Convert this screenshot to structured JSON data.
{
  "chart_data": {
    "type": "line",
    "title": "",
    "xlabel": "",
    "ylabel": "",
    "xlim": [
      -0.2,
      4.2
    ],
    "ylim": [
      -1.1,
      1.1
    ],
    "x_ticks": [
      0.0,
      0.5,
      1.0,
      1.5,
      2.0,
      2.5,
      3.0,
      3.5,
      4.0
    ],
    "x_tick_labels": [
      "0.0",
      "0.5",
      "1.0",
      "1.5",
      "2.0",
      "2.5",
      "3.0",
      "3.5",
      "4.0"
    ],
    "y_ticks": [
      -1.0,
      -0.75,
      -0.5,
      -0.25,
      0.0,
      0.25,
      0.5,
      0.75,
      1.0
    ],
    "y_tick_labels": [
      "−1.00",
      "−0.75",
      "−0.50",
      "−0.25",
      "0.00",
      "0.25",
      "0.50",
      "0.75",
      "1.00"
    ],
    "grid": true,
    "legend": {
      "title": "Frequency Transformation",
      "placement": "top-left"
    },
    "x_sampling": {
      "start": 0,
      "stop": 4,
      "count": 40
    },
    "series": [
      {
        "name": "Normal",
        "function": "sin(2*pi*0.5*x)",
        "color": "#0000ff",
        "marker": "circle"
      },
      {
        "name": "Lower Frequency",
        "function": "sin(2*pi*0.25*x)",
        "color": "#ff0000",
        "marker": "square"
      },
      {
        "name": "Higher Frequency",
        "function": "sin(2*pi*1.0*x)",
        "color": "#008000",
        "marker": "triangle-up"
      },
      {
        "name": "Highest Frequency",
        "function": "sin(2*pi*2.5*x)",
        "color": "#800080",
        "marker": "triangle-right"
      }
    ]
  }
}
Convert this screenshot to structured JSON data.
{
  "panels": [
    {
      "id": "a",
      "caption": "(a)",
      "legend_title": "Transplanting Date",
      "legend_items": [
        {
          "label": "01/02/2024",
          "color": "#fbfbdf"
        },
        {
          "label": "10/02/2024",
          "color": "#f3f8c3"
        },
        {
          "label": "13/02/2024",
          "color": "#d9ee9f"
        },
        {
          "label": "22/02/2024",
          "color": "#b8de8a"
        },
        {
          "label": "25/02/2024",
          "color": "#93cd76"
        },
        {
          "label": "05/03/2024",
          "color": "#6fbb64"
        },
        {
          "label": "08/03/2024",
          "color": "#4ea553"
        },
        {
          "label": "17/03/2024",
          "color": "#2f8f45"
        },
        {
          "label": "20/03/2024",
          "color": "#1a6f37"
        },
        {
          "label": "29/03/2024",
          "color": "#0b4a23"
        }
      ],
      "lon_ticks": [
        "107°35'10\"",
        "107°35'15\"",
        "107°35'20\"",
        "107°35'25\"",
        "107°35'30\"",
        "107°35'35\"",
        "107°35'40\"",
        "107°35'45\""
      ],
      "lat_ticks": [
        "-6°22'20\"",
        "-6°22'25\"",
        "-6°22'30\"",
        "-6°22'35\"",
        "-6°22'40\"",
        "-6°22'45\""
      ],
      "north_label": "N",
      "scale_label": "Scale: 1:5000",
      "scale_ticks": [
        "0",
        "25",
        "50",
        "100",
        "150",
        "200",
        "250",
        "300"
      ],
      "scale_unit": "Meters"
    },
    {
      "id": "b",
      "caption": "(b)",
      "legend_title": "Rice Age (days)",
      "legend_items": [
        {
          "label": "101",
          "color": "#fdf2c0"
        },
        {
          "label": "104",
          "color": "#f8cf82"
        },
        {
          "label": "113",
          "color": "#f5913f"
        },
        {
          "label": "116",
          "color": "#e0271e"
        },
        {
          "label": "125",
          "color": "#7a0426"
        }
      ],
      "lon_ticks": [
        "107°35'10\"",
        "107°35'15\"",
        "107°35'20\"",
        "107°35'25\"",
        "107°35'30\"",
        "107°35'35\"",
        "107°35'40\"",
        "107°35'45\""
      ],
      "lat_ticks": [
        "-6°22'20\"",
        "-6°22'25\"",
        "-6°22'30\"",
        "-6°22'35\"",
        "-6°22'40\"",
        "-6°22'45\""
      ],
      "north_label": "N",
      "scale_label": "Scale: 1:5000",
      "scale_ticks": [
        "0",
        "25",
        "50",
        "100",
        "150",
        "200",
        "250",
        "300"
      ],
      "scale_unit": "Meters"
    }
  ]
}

-=-=-=-=-

**Instruction**.
Scan the entries above for the word "triangle" and collect each line holding it.

**Solution for this task**.
        "marker": "triangle-up"
        "marker": "triangle-right"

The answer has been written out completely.